:: Task description ::
Copy out the records precisely, omitting pictures.

Data extracted from a collection

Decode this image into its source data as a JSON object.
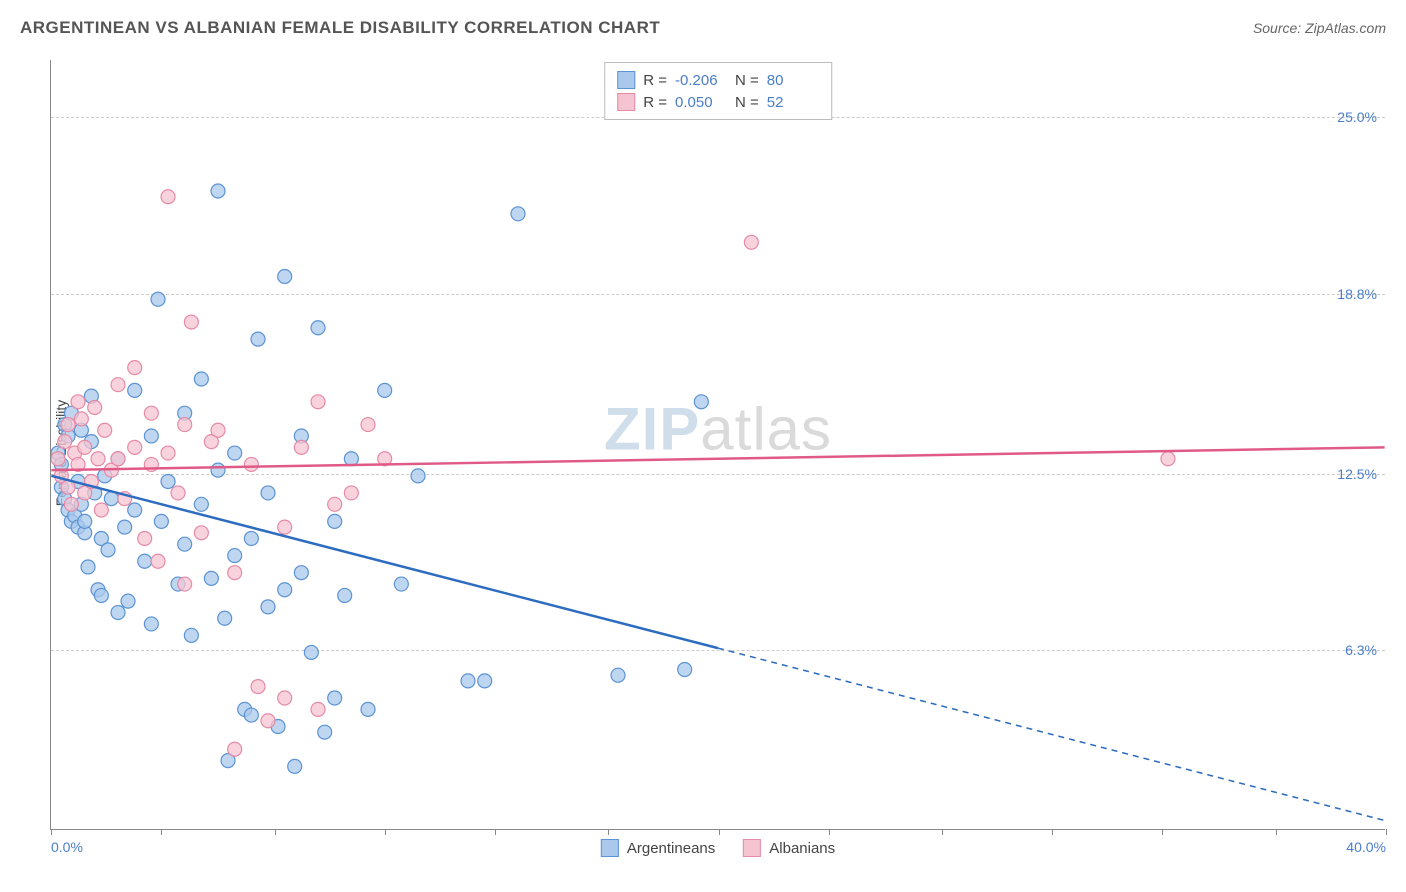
{
  "header": {
    "title": "ARGENTINEAN VS ALBANIAN FEMALE DISABILITY CORRELATION CHART",
    "source": "Source: ZipAtlas.com"
  },
  "watermark": {
    "part1": "ZIP",
    "part2": "atlas"
  },
  "chart": {
    "type": "scatter",
    "ylabel": "Female Disability",
    "xlim": [
      0,
      40
    ],
    "ylim": [
      0,
      27
    ],
    "xticks": [
      0,
      3.3,
      6.7,
      10,
      13.3,
      16.7,
      20,
      23.3,
      26.7,
      30,
      33.3,
      36.7,
      40
    ],
    "xtick_labels": {
      "0": "0.0%",
      "40": "40.0%"
    },
    "yticks": [
      6.3,
      12.5,
      18.8,
      25.0
    ],
    "ytick_labels": [
      "6.3%",
      "12.5%",
      "18.8%",
      "25.0%"
    ],
    "grid_color": "#cccccc",
    "axis_color": "#888888",
    "background_color": "#ffffff",
    "tick_label_color": "#4a7dc9",
    "series": [
      {
        "name": "Argentineans",
        "marker_fill": "#a9c8ec",
        "marker_stroke": "#5b93d4",
        "line_color": "#2d6cc0",
        "marker_radius": 7,
        "R": "-0.206",
        "N": "80",
        "trend": {
          "x1": 0,
          "y1": 12.4,
          "x2": 40,
          "y2": 0.3,
          "solid_until_x": 20
        },
        "points": [
          [
            0.2,
            13.2
          ],
          [
            0.3,
            12.8
          ],
          [
            0.3,
            12.0
          ],
          [
            0.4,
            11.6
          ],
          [
            0.4,
            14.2
          ],
          [
            0.5,
            11.2
          ],
          [
            0.5,
            13.8
          ],
          [
            0.6,
            10.8
          ],
          [
            0.6,
            14.6
          ],
          [
            0.7,
            11.0
          ],
          [
            0.8,
            10.6
          ],
          [
            0.8,
            12.2
          ],
          [
            0.9,
            11.4
          ],
          [
            0.9,
            14.0
          ],
          [
            1.0,
            10.4
          ],
          [
            1.0,
            10.8
          ],
          [
            1.1,
            9.2
          ],
          [
            1.2,
            13.6
          ],
          [
            1.2,
            15.2
          ],
          [
            1.3,
            11.8
          ],
          [
            1.4,
            8.4
          ],
          [
            1.5,
            10.2
          ],
          [
            1.5,
            8.2
          ],
          [
            1.6,
            12.4
          ],
          [
            1.7,
            9.8
          ],
          [
            1.8,
            11.6
          ],
          [
            2.0,
            7.6
          ],
          [
            2.0,
            13.0
          ],
          [
            2.2,
            10.6
          ],
          [
            2.3,
            8.0
          ],
          [
            2.5,
            11.2
          ],
          [
            2.5,
            15.4
          ],
          [
            2.8,
            9.4
          ],
          [
            3.0,
            7.2
          ],
          [
            3.0,
            13.8
          ],
          [
            3.2,
            18.6
          ],
          [
            3.3,
            10.8
          ],
          [
            3.5,
            12.2
          ],
          [
            3.8,
            8.6
          ],
          [
            4.0,
            10.0
          ],
          [
            4.0,
            14.6
          ],
          [
            4.2,
            6.8
          ],
          [
            4.5,
            11.4
          ],
          [
            4.5,
            15.8
          ],
          [
            4.8,
            8.8
          ],
          [
            5.0,
            12.6
          ],
          [
            5.0,
            22.4
          ],
          [
            5.2,
            7.4
          ],
          [
            5.3,
            2.4
          ],
          [
            5.5,
            9.6
          ],
          [
            5.5,
            13.2
          ],
          [
            5.8,
            4.2
          ],
          [
            6.0,
            4.0
          ],
          [
            6.0,
            10.2
          ],
          [
            6.2,
            17.2
          ],
          [
            6.5,
            7.8
          ],
          [
            6.5,
            11.8
          ],
          [
            6.8,
            3.6
          ],
          [
            7.0,
            8.4
          ],
          [
            7.0,
            19.4
          ],
          [
            7.3,
            2.2
          ],
          [
            7.5,
            9.0
          ],
          [
            7.5,
            13.8
          ],
          [
            7.8,
            6.2
          ],
          [
            8.0,
            17.6
          ],
          [
            8.2,
            3.4
          ],
          [
            8.5,
            4.6
          ],
          [
            8.5,
            10.8
          ],
          [
            8.8,
            8.2
          ],
          [
            9.0,
            13.0
          ],
          [
            9.5,
            4.2
          ],
          [
            10.0,
            15.4
          ],
          [
            10.5,
            8.6
          ],
          [
            11.0,
            12.4
          ],
          [
            12.5,
            5.2
          ],
          [
            13.0,
            5.2
          ],
          [
            14.0,
            21.6
          ],
          [
            17.0,
            5.4
          ],
          [
            19.0,
            5.6
          ],
          [
            19.5,
            15.0
          ]
        ]
      },
      {
        "name": "Albanians",
        "marker_fill": "#f5c4d2",
        "marker_stroke": "#e68aa6",
        "line_color": "#e05a88",
        "marker_radius": 7,
        "R": "0.050",
        "N": "52",
        "trend": {
          "x1": 0,
          "y1": 12.6,
          "x2": 40,
          "y2": 13.4,
          "solid_until_x": 40
        },
        "points": [
          [
            0.2,
            13.0
          ],
          [
            0.3,
            12.4
          ],
          [
            0.4,
            13.6
          ],
          [
            0.5,
            14.2
          ],
          [
            0.5,
            12.0
          ],
          [
            0.6,
            11.4
          ],
          [
            0.7,
            13.2
          ],
          [
            0.8,
            15.0
          ],
          [
            0.8,
            12.8
          ],
          [
            0.9,
            14.4
          ],
          [
            1.0,
            11.8
          ],
          [
            1.0,
            13.4
          ],
          [
            1.2,
            12.2
          ],
          [
            1.3,
            14.8
          ],
          [
            1.4,
            13.0
          ],
          [
            1.5,
            11.2
          ],
          [
            1.6,
            14.0
          ],
          [
            1.8,
            12.6
          ],
          [
            2.0,
            13.0
          ],
          [
            2.0,
            15.6
          ],
          [
            2.2,
            11.6
          ],
          [
            2.5,
            13.4
          ],
          [
            2.5,
            16.2
          ],
          [
            2.8,
            10.2
          ],
          [
            3.0,
            12.8
          ],
          [
            3.0,
            14.6
          ],
          [
            3.2,
            9.4
          ],
          [
            3.5,
            13.2
          ],
          [
            3.5,
            22.2
          ],
          [
            3.8,
            11.8
          ],
          [
            4.0,
            8.6
          ],
          [
            4.0,
            14.2
          ],
          [
            4.2,
            17.8
          ],
          [
            4.5,
            10.4
          ],
          [
            4.8,
            13.6
          ],
          [
            5.0,
            14.0
          ],
          [
            5.5,
            9.0
          ],
          [
            5.5,
            2.8
          ],
          [
            6.0,
            12.8
          ],
          [
            6.2,
            5.0
          ],
          [
            6.5,
            3.8
          ],
          [
            7.0,
            10.6
          ],
          [
            7.0,
            4.6
          ],
          [
            7.5,
            13.4
          ],
          [
            8.0,
            15.0
          ],
          [
            8.0,
            4.2
          ],
          [
            8.5,
            11.4
          ],
          [
            9.0,
            11.8
          ],
          [
            9.5,
            14.2
          ],
          [
            10.0,
            13.0
          ],
          [
            21.0,
            20.6
          ],
          [
            33.5,
            13.0
          ]
        ]
      }
    ]
  },
  "legend": {
    "stat_label_R": "R =",
    "stat_label_N": "N ="
  }
}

:: Result of the exercise ::
Decode this image into its source data as a JSON object.
{
  "header": {
    "title": "ARGENTINEAN VS ALBANIAN FEMALE DISABILITY CORRELATION CHART",
    "source": "Source: ZipAtlas.com"
  },
  "watermark": {
    "part1": "ZIP",
    "part2": "atlas"
  },
  "chart": {
    "type": "scatter",
    "ylabel": "Female Disability",
    "xlim": [
      0,
      40
    ],
    "ylim": [
      0,
      27
    ],
    "xticks": [
      0,
      3.3,
      6.7,
      10,
      13.3,
      16.7,
      20,
      23.3,
      26.7,
      30,
      33.3,
      36.7,
      40
    ],
    "xtick_labels": {
      "0": "0.0%",
      "40": "40.0%"
    },
    "yticks": [
      6.3,
      12.5,
      18.8,
      25.0
    ],
    "ytick_labels": [
      "6.3%",
      "12.5%",
      "18.8%",
      "25.0%"
    ],
    "grid_color": "#cccccc",
    "axis_color": "#888888",
    "background_color": "#ffffff",
    "tick_label_color": "#4a7dc9",
    "series": [
      {
        "name": "Argentineans",
        "marker_fill": "#a9c8ec",
        "marker_stroke": "#5b93d4",
        "line_color": "#2d6cc0",
        "marker_radius": 7,
        "R": "-0.206",
        "N": "80",
        "trend": {
          "x1": 0,
          "y1": 12.4,
          "x2": 40,
          "y2": 0.3,
          "solid_until_x": 20
        },
        "points": [
          [
            0.2,
            13.2
          ],
          [
            0.3,
            12.8
          ],
          [
            0.3,
            12.0
          ],
          [
            0.4,
            11.6
          ],
          [
            0.4,
            14.2
          ],
          [
            0.5,
            11.2
          ],
          [
            0.5,
            13.8
          ],
          [
            0.6,
            10.8
          ],
          [
            0.6,
            14.6
          ],
          [
            0.7,
            11.0
          ],
          [
            0.8,
            10.6
          ],
          [
            0.8,
            12.2
          ],
          [
            0.9,
            11.4
          ],
          [
            0.9,
            14.0
          ],
          [
            1.0,
            10.4
          ],
          [
            1.0,
            10.8
          ],
          [
            1.1,
            9.2
          ],
          [
            1.2,
            13.6
          ],
          [
            1.2,
            15.2
          ],
          [
            1.3,
            11.8
          ],
          [
            1.4,
            8.4
          ],
          [
            1.5,
            10.2
          ],
          [
            1.5,
            8.2
          ],
          [
            1.6,
            12.4
          ],
          [
            1.7,
            9.8
          ],
          [
            1.8,
            11.6
          ],
          [
            2.0,
            7.6
          ],
          [
            2.0,
            13.0
          ],
          [
            2.2,
            10.6
          ],
          [
            2.3,
            8.0
          ],
          [
            2.5,
            11.2
          ],
          [
            2.5,
            15.4
          ],
          [
            2.8,
            9.4
          ],
          [
            3.0,
            7.2
          ],
          [
            3.0,
            13.8
          ],
          [
            3.2,
            18.6
          ],
          [
            3.3,
            10.8
          ],
          [
            3.5,
            12.2
          ],
          [
            3.8,
            8.6
          ],
          [
            4.0,
            10.0
          ],
          [
            4.0,
            14.6
          ],
          [
            4.2,
            6.8
          ],
          [
            4.5,
            11.4
          ],
          [
            4.5,
            15.8
          ],
          [
            4.8,
            8.8
          ],
          [
            5.0,
            12.6
          ],
          [
            5.0,
            22.4
          ],
          [
            5.2,
            7.4
          ],
          [
            5.3,
            2.4
          ],
          [
            5.5,
            9.6
          ],
          [
            5.5,
            13.2
          ],
          [
            5.8,
            4.2
          ],
          [
            6.0,
            4.0
          ],
          [
            6.0,
            10.2
          ],
          [
            6.2,
            17.2
          ],
          [
            6.5,
            7.8
          ],
          [
            6.5,
            11.8
          ],
          [
            6.8,
            3.6
          ],
          [
            7.0,
            8.4
          ],
          [
            7.0,
            19.4
          ],
          [
            7.3,
            2.2
          ],
          [
            7.5,
            9.0
          ],
          [
            7.5,
            13.8
          ],
          [
            7.8,
            6.2
          ],
          [
            8.0,
            17.6
          ],
          [
            8.2,
            3.4
          ],
          [
            8.5,
            4.6
          ],
          [
            8.5,
            10.8
          ],
          [
            8.8,
            8.2
          ],
          [
            9.0,
            13.0
          ],
          [
            9.5,
            4.2
          ],
          [
            10.0,
            15.4
          ],
          [
            10.5,
            8.6
          ],
          [
            11.0,
            12.4
          ],
          [
            12.5,
            5.2
          ],
          [
            13.0,
            5.2
          ],
          [
            14.0,
            21.6
          ],
          [
            17.0,
            5.4
          ],
          [
            19.0,
            5.6
          ],
          [
            19.5,
            15.0
          ]
        ]
      },
      {
        "name": "Albanians",
        "marker_fill": "#f5c4d2",
        "marker_stroke": "#e68aa6",
        "line_color": "#e05a88",
        "marker_radius": 7,
        "R": "0.050",
        "N": "52",
        "trend": {
          "x1": 0,
          "y1": 12.6,
          "x2": 40,
          "y2": 13.4,
          "solid_until_x": 40
        },
        "points": [
          [
            0.2,
            13.0
          ],
          [
            0.3,
            12.4
          ],
          [
            0.4,
            13.6
          ],
          [
            0.5,
            14.2
          ],
          [
            0.5,
            12.0
          ],
          [
            0.6,
            11.4
          ],
          [
            0.7,
            13.2
          ],
          [
            0.8,
            15.0
          ],
          [
            0.8,
            12.8
          ],
          [
            0.9,
            14.4
          ],
          [
            1.0,
            11.8
          ],
          [
            1.0,
            13.4
          ],
          [
            1.2,
            12.2
          ],
          [
            1.3,
            14.8
          ],
          [
            1.4,
            13.0
          ],
          [
            1.5,
            11.2
          ],
          [
            1.6,
            14.0
          ],
          [
            1.8,
            12.6
          ],
          [
            2.0,
            13.0
          ],
          [
            2.0,
            15.6
          ],
          [
            2.2,
            11.6
          ],
          [
            2.5,
            13.4
          ],
          [
            2.5,
            16.2
          ],
          [
            2.8,
            10.2
          ],
          [
            3.0,
            12.8
          ],
          [
            3.0,
            14.6
          ],
          [
            3.2,
            9.4
          ],
          [
            3.5,
            13.2
          ],
          [
            3.5,
            22.2
          ],
          [
            3.8,
            11.8
          ],
          [
            4.0,
            8.6
          ],
          [
            4.0,
            14.2
          ],
          [
            4.2,
            17.8
          ],
          [
            4.5,
            10.4
          ],
          [
            4.8,
            13.6
          ],
          [
            5.0,
            14.0
          ],
          [
            5.5,
            9.0
          ],
          [
            5.5,
            2.8
          ],
          [
            6.0,
            12.8
          ],
          [
            6.2,
            5.0
          ],
          [
            6.5,
            3.8
          ],
          [
            7.0,
            10.6
          ],
          [
            7.0,
            4.6
          ],
          [
            7.5,
            13.4
          ],
          [
            8.0,
            15.0
          ],
          [
            8.0,
            4.2
          ],
          [
            8.5,
            11.4
          ],
          [
            9.0,
            11.8
          ],
          [
            9.5,
            14.2
          ],
          [
            10.0,
            13.0
          ],
          [
            21.0,
            20.6
          ],
          [
            33.5,
            13.0
          ]
        ]
      }
    ]
  },
  "legend": {
    "stat_label_R": "R =",
    "stat_label_N": "N ="
  }
}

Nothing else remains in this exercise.